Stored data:
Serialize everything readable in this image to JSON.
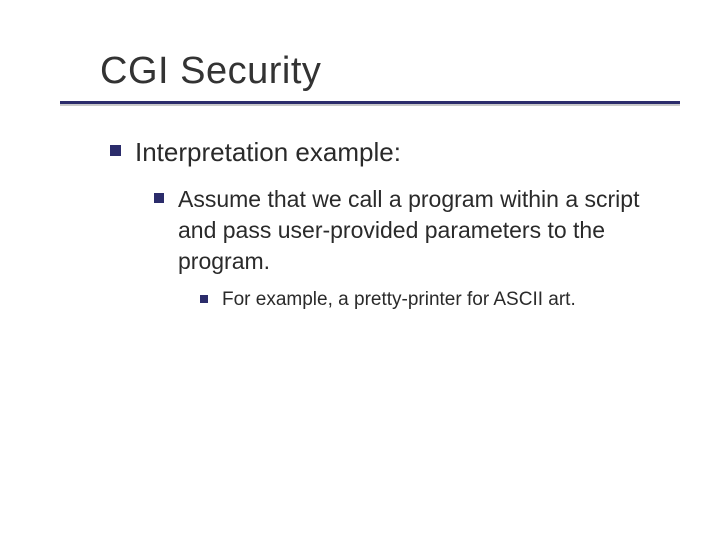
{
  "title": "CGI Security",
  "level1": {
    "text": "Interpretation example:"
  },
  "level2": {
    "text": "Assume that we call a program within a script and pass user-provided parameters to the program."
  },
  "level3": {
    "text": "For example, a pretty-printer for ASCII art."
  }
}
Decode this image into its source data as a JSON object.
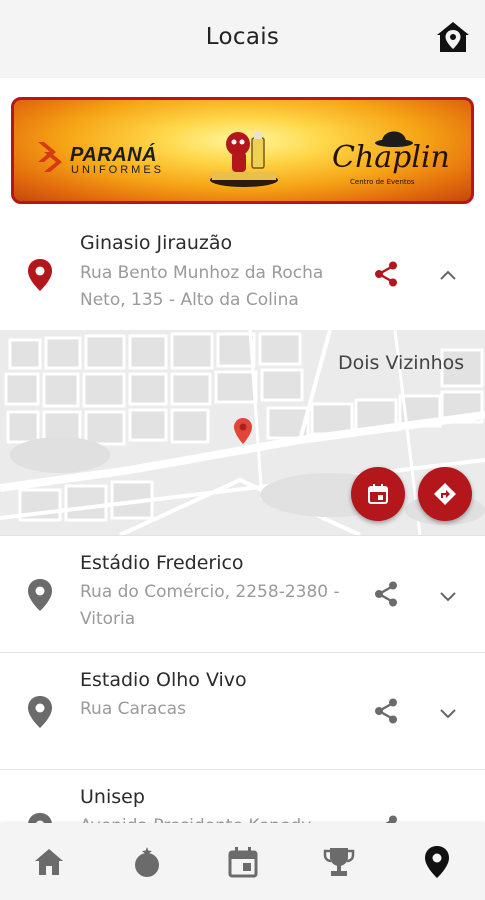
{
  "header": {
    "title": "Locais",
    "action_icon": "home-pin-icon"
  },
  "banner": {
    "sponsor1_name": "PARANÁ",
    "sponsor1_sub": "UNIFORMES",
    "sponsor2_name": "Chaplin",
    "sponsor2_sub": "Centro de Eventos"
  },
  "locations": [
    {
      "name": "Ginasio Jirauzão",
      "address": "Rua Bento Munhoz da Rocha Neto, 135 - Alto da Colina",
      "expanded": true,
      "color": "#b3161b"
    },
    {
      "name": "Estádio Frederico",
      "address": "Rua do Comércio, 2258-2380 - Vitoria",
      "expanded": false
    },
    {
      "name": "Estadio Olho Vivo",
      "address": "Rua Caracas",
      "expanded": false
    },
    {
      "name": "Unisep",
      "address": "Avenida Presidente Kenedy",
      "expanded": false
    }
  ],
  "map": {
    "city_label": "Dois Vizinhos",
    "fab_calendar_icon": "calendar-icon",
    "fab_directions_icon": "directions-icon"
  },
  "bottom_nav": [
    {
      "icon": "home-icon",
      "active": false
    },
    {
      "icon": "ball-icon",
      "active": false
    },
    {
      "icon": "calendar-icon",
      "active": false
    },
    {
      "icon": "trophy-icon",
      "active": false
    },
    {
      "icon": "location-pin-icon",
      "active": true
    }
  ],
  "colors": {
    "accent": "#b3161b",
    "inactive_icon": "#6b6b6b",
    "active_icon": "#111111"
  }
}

* **THE PROBLEM**
Pictures are to be left out; the records above must be repeated word for word.

* **EXPECTED ANSWER**
Serialize everything readable in this image to JSON.
{
  "title": "CGI Security",
  "level1": {
    "text": "Interpretation example:"
  },
  "level2": {
    "text": "Assume that we call a program within a script and pass user-provided parameters to the program."
  },
  "level3": {
    "text": "For example, a pretty-printer for ASCII art."
  }
}
Decode this image into its source data as a JSON object.
{
  "header": {
    "title": "Locais",
    "action_icon": "home-pin-icon"
  },
  "banner": {
    "sponsor1_name": "PARANÁ",
    "sponsor1_sub": "UNIFORMES",
    "sponsor2_name": "Chaplin",
    "sponsor2_sub": "Centro de Eventos"
  },
  "locations": [
    {
      "name": "Ginasio Jirauzão",
      "address": "Rua Bento Munhoz da Rocha Neto, 135 - Alto da Colina",
      "expanded": true,
      "color": "#b3161b"
    },
    {
      "name": "Estádio Frederico",
      "address": "Rua do Comércio, 2258-2380 - Vitoria",
      "expanded": false
    },
    {
      "name": "Estadio Olho Vivo",
      "address": "Rua Caracas",
      "expanded": false
    },
    {
      "name": "Unisep",
      "address": "Avenida Presidente Kenedy",
      "expanded": false
    }
  ],
  "map": {
    "city_label": "Dois Vizinhos",
    "fab_calendar_icon": "calendar-icon",
    "fab_directions_icon": "directions-icon"
  },
  "bottom_nav": [
    {
      "icon": "home-icon",
      "active": false
    },
    {
      "icon": "ball-icon",
      "active": false
    },
    {
      "icon": "calendar-icon",
      "active": false
    },
    {
      "icon": "trophy-icon",
      "active": false
    },
    {
      "icon": "location-pin-icon",
      "active": true
    }
  ],
  "colors": {
    "accent": "#b3161b",
    "inactive_icon": "#6b6b6b",
    "active_icon": "#111111"
  }
}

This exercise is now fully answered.